==== RECORD LIST ====
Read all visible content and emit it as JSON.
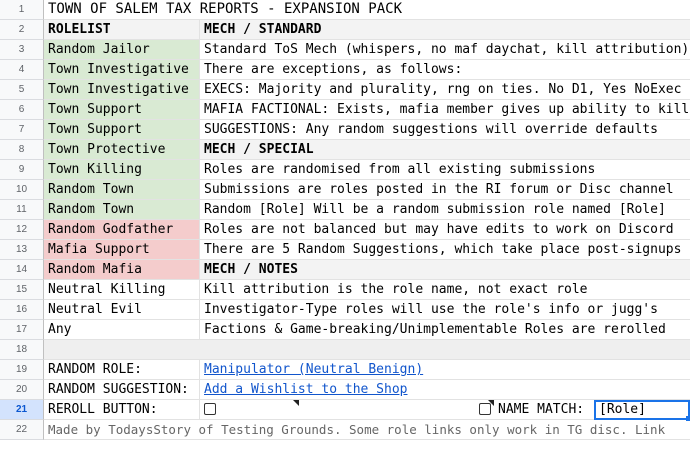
{
  "title": "TOWN OF SALEM TAX REPORTS - EXPANSION PACK",
  "rows": [
    {
      "num": "1"
    },
    {
      "num": "2",
      "a": "ROLELIST",
      "b": "MECH / STANDARD"
    },
    {
      "num": "3",
      "a": "Random Jailor",
      "b": "Standard ToS Mech (whispers, no maf daychat, kill attribution)"
    },
    {
      "num": "4",
      "a": "Town Investigative",
      "b": "There are exceptions, as follows:"
    },
    {
      "num": "5",
      "a": "Town Investigative",
      "b": "EXECS: Majority and plurality, rng on ties. No D1, Yes NoExec"
    },
    {
      "num": "6",
      "a": "Town Support",
      "b": "MAFIA FACTIONAL: Exists, mafia member gives up ability to kill"
    },
    {
      "num": "7",
      "a": "Town Support",
      "b": "SUGGESTIONS: Any random suggestions will override defaults"
    },
    {
      "num": "8",
      "a": "Town Protective",
      "b": "MECH / SPECIAL"
    },
    {
      "num": "9",
      "a": "Town Killing",
      "b": "Roles are randomised from all existing submissions"
    },
    {
      "num": "10",
      "a": "Random Town",
      "b": "Submissions are roles posted in the RI forum or Disc channel"
    },
    {
      "num": "11",
      "a": "Random Town",
      "b": "Random [Role] Will be a random submission role named [Role]"
    },
    {
      "num": "12",
      "a": "Random Godfather",
      "b": "Roles are not balanced but may have edits to work on Discord"
    },
    {
      "num": "13",
      "a": "Mafia Support",
      "b": "There are 5 Random Suggestions, which take place post-signups"
    },
    {
      "num": "14",
      "a": "Random Mafia",
      "b": "MECH / NOTES"
    },
    {
      "num": "15",
      "a": "Neutral Killing",
      "b": "Kill attribution is the role name, not exact role"
    },
    {
      "num": "16",
      "a": "Neutral Evil",
      "b": "Investigator-Type roles will use the role's info or jugg's"
    },
    {
      "num": "17",
      "a": "Any",
      "b": "Factions & Game-breaking/Unimplementable Roles are rerolled"
    },
    {
      "num": "18"
    },
    {
      "num": "19",
      "a": "RANDOM ROLE:",
      "b": "Manipulator (Neutral Benign)"
    },
    {
      "num": "20",
      "a": "RANDOM SUGGESTION:",
      "b": "Add a Wishlist to the Shop"
    },
    {
      "num": "21",
      "a": "REROLL BUTTON:",
      "name_match_label": "NAME MATCH:",
      "name_match_value": "[Role]"
    },
    {
      "num": "22",
      "footer": "Made by TodaysStory of Testing Grounds. Some role links only work in TG disc. Link"
    }
  ],
  "colors": {
    "town": "#d9ead3",
    "mafia": "#f4cccc",
    "header": "#f3f3f3",
    "link": "#1155cc",
    "selected": "#1a73e8"
  }
}
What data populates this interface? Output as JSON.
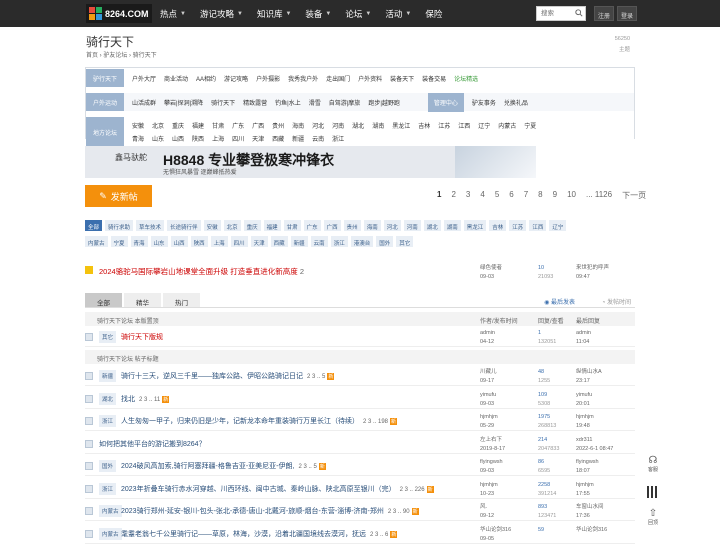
{
  "site": {
    "logo_text": "8264.COM",
    "nav": [
      {
        "label": "热点",
        "dropdown": true
      },
      {
        "label": "游记攻略",
        "dropdown": true
      },
      {
        "label": "知识库",
        "dropdown": true
      },
      {
        "label": "装备",
        "dropdown": true
      },
      {
        "label": "论坛",
        "dropdown": true
      },
      {
        "label": "活动",
        "dropdown": true
      },
      {
        "label": "保险",
        "dropdown": false
      }
    ],
    "search_placeholder": "搜索",
    "register": "注册",
    "login": "登录"
  },
  "forum": {
    "title": "骑行天下",
    "breadcrumb": "首页 › 驴友论坛 › 骑行天下",
    "stat_num": "56250",
    "stat_label": "主题"
  },
  "categories": [
    {
      "label": "驴行天下",
      "items": [
        "户外大厅",
        "商业活动",
        "AA相约",
        "游记攻略",
        "户外摄影",
        "我秀我户外",
        "走出国门",
        "户外资料",
        "装备天下",
        "装备交易",
        "论坛精选"
      ]
    },
    {
      "label": "户外运动",
      "items": [
        "山活成群",
        "攀岩|探洞|溯降",
        "骑行天下",
        "精致露营",
        "钓鱼|水上",
        "滑雪",
        "自驾游|摩旅",
        "跑步|越野跑"
      ],
      "extra": [
        "驴友事务",
        "兑换礼品"
      ],
      "selected": "管理中心"
    },
    {
      "label": "地方论坛",
      "items": [
        "安徽",
        "北京",
        "重庆",
        "福建",
        "甘肃",
        "广东",
        "广西",
        "贵州",
        "海南",
        "河北",
        "河南",
        "湖北",
        "湖南",
        "黑龙江",
        "吉林",
        "江苏",
        "江西",
        "辽宁",
        "内蒙古",
        "宁夏"
      ],
      "items2": [
        "青海",
        "山东",
        "山西",
        "陕西",
        "上海",
        "四川",
        "天津",
        "西藏",
        "新疆",
        "云南",
        "浙江"
      ]
    }
  ],
  "banner": {
    "brand": "鑫马驮舵",
    "title": "H8848 专业攀登极寒冲锋衣",
    "sub": "无惧狂风暴雪  逐巅峰抵热爱"
  },
  "post_button": "发新帖",
  "pager": [
    "1",
    "2",
    "3",
    "4",
    "5",
    "6",
    "7",
    "8",
    "9",
    "10",
    "... 1126",
    "下一页"
  ],
  "tags_row1": [
    "全部",
    "骑行求助",
    "草车技术",
    "长途骑行伴",
    "安徽",
    "北京",
    "重庆",
    "福建",
    "甘肃",
    "广东",
    "广西",
    "贵州",
    "海南",
    "河北",
    "河南",
    "湖北",
    "湖南",
    "黑龙江",
    "吉林",
    "江苏",
    "江西",
    "辽宁"
  ],
  "tags_row2": [
    "内蒙古",
    "宁夏",
    "青海",
    "山东",
    "山西",
    "陕西",
    "上海",
    "四川",
    "天津",
    "西藏",
    "新疆",
    "云南",
    "浙江",
    "港澳台",
    "国外",
    "其它"
  ],
  "announcement": {
    "title": "2024骆驼马国际攀岩山地课堂全面升级 打造垂直进化新高度",
    "count": "2",
    "author": "绿色使者",
    "date": "09-03",
    "replies": "10",
    "views": "21093",
    "last": "来世犯的呼声",
    "last_time": "09:47"
  },
  "tabs": [
    "全部",
    "精华",
    "热门"
  ],
  "sort_new": "最后发表",
  "sort_time": "发帖时间",
  "header": {
    "col1": "骑行天下论坛 本版置顶",
    "col2": "作者/发布时间",
    "col3": "回复/查看",
    "col4": "最后回复"
  },
  "pinned": [
    {
      "tag": "其它",
      "title": "骑行天下版规",
      "author": "admin",
      "date": "04-12",
      "replies": "1",
      "views": "132051",
      "last": "admin",
      "last_time": "11:04"
    }
  ],
  "section2": "骑行天下论坛 帖子标题",
  "rows": [
    {
      "tag": "新疆",
      "title": "骑行十三天，逆风三千里——独库公路、伊昭公路骑记日记",
      "pages": "2 3 .. 5",
      "new": true,
      "author": "川藏儿",
      "date": "09-17",
      "replies": "48",
      "views": "1255",
      "last": "纵情山水A",
      "last_time": "23:17"
    },
    {
      "tag": "湖北",
      "title": "找北",
      "pages": "2 3 .. 11",
      "new": true,
      "author": "yimufu",
      "date": "09-03",
      "replies": "109",
      "views": "5308",
      "last": "yimufu",
      "last_time": "20:01"
    },
    {
      "tag": "浙江",
      "title": "人生匆匆一甲子，归来仍旧是少年，记新龙本命年重装骑行万里长江（待续）",
      "pages": "2 3 .. 198",
      "new": true,
      "author": "hjmhjm",
      "date": "05-29",
      "replies": "1975",
      "views": "268813",
      "last": "hjmhjm",
      "last_time": "19:48"
    },
    {
      "tag": "",
      "title": "如何把其他平台的游记搬到8264？",
      "pages": "",
      "new": false,
      "author": "左上右下",
      "date": "2019-8-17",
      "replies": "214",
      "views": "2047833",
      "last": "xdr311",
      "last_time": "2022-6-1 08:47"
    },
    {
      "tag": "国外",
      "title": "2024破风高加索,骑行阿塞拜疆-格鲁吉亚-亚美尼亚-伊朗,",
      "pages": "2 3 .. 5",
      "new": true,
      "author": "flyingwsh",
      "date": "09-03",
      "replies": "86",
      "views": "6595",
      "last": "flyingwsh",
      "last_time": "18:07"
    },
    {
      "tag": "浙江",
      "title": "2023年折叠车骑行赤水河穿越、川西环线、闽中古城、秦岭山脉、陕北高原至银川（完）",
      "pages": "2 3 .. 226",
      "new": true,
      "author": "hjmhjm",
      "date": "10-23",
      "replies": "2258",
      "views": "391214",
      "last": "hjmhjm",
      "last_time": "17:55"
    },
    {
      "tag": "内蒙古",
      "title": "2023骑行郑州-延安-银川-包头-张北-承德-唐山-北戴河-旅顺-烟台-东营-淄博-济南-郑州",
      "pages": "2 3 .. 90",
      "new": true,
      "author": "风.",
      "date": "09-12",
      "replies": "893",
      "views": "123471",
      "last": "车窗山水间",
      "last_time": "17:36"
    },
    {
      "tag": "内蒙古",
      "title": "耄耋老翁七千公里骑行记——草原，林海，沙漠，沿着北疆国境线去漠河，抚远",
      "pages": "2 3 .. 6",
      "new": true,
      "author": "华山论剑316",
      "date": "09-05",
      "replies": "59",
      "views": "",
      "last": "华山论剑316",
      "last_time": ""
    }
  ],
  "side": [
    "客服",
    "",
    "回顶"
  ]
}
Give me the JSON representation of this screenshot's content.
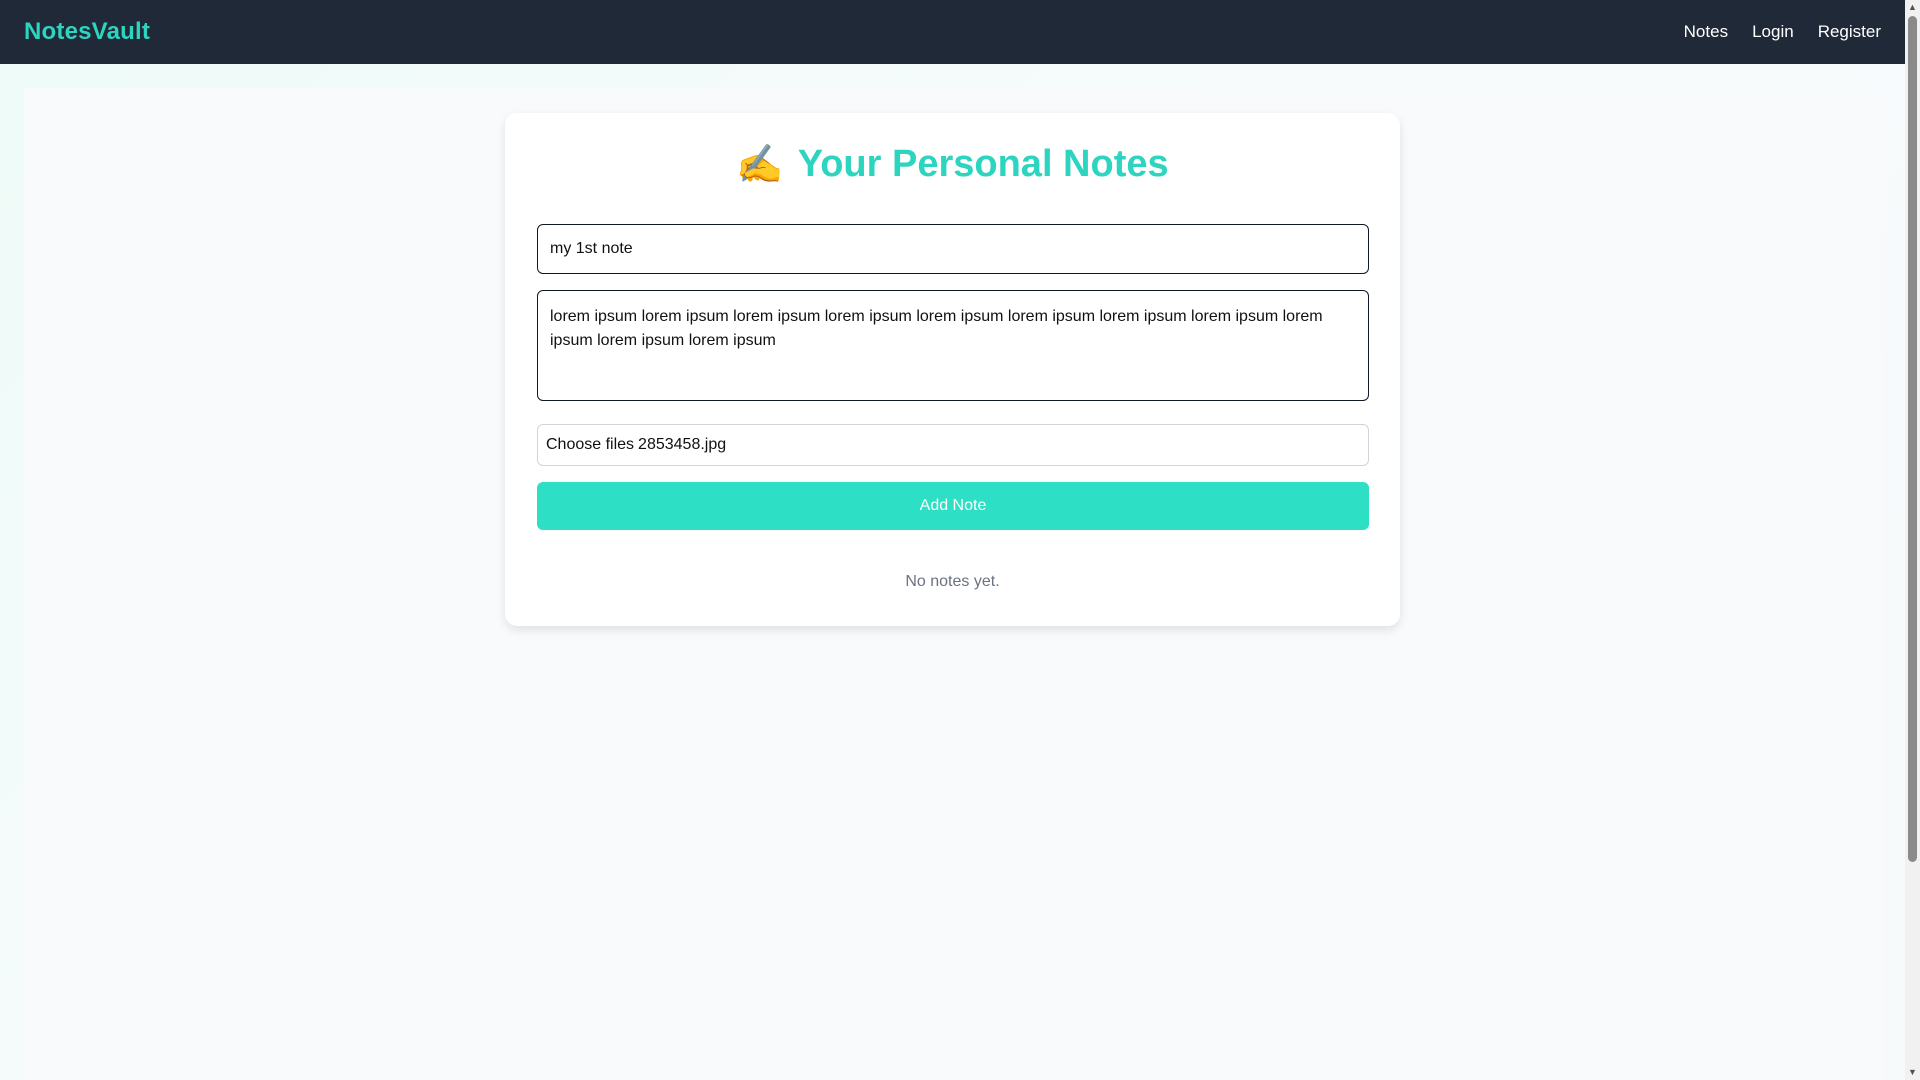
{
  "navbar": {
    "brand": "NotesVault",
    "links": [
      {
        "label": "Notes"
      },
      {
        "label": "Login"
      },
      {
        "label": "Register"
      }
    ],
    "background": "#1f2937",
    "brand_color": "#2dd4bf"
  },
  "main": {
    "title_emoji": "✍️",
    "title": "Your Personal Notes",
    "title_input_value": "my 1st note",
    "body_textarea_value": "lorem ipsum lorem ipsum lorem ipsum lorem ipsum lorem ipsum lorem ipsum lorem ipsum lorem ipsum lorem ipsum lorem ipsum lorem ipsum",
    "file_button_label": "Choose files",
    "file_name": "2853458.jpg",
    "add_button_label": "Add Note",
    "empty_message": "No notes yet.",
    "accent_color": "#2ddfc4"
  },
  "scrollbar": {
    "up_icon": "arrow-up-icon",
    "down_icon": "arrow-down-icon"
  }
}
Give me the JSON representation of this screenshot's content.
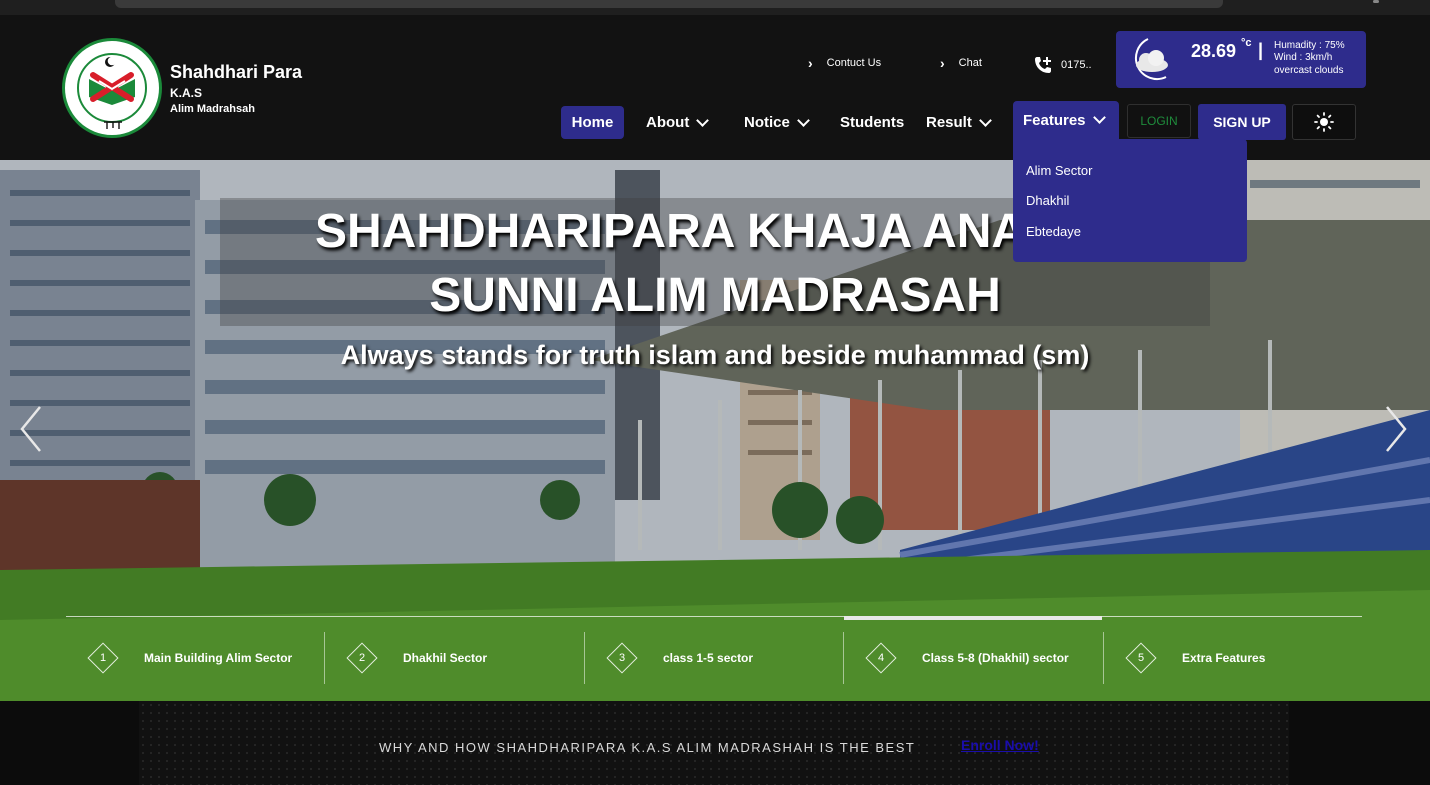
{
  "brand": {
    "title": "Shahdhari Para",
    "sub1": "K.A.S",
    "sub2": "Alim Madrahsah",
    "logo_icon": "madrasa-board-seal-icon"
  },
  "top_links": {
    "contact": "Contuct Us",
    "chat": "Chat",
    "phone": "0175.."
  },
  "weather": {
    "temp": "28.69",
    "unit": "°c",
    "humidity": "Humadity : 75%",
    "wind": "Wind : 3km/h",
    "description": "overcast clouds",
    "icon": "cloud-moon-icon"
  },
  "nav": {
    "home": "Home",
    "about": "About",
    "notice": "Notice",
    "students": "Students",
    "result": "Result",
    "features": "Features"
  },
  "features_menu": [
    "Alim Sector",
    "Dhakhil",
    "Ebtedaye"
  ],
  "auth": {
    "login": "LOGIN",
    "signup": "SIGN UP",
    "theme_icon": "sun-icon"
  },
  "hero": {
    "title_line1": "SHAHDHARIPARA KHAJA ANAYET",
    "title_line2": "SUNNI ALIM MADRASAH",
    "subtitle": "Always stands for truth islam and beside muhammad (sm)"
  },
  "slides": [
    {
      "num": "1",
      "label": "Main Building Alim Sector"
    },
    {
      "num": "2",
      "label": "Dhakhil Sector"
    },
    {
      "num": "3",
      "label": "class 1-5 sector"
    },
    {
      "num": "4",
      "label": "Class 5-8 (Dhakhil) sector"
    },
    {
      "num": "5",
      "label": "Extra Features"
    }
  ],
  "active_slide": 4,
  "banner": {
    "text": "WHY AND HOW SHAHDHARIPARA K.A.S ALIM MADRASHAH IS THE BEST",
    "enroll": "Enroll Now!"
  },
  "colors": {
    "accent": "#2e2c8c",
    "login_green": "#1f8c3c",
    "background": "#121212"
  }
}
====
REQUIRED TASK: Count the lines of the listing above that include the word "pages" and state the total with nothing else.

RESPONSE TO THE TASK: 8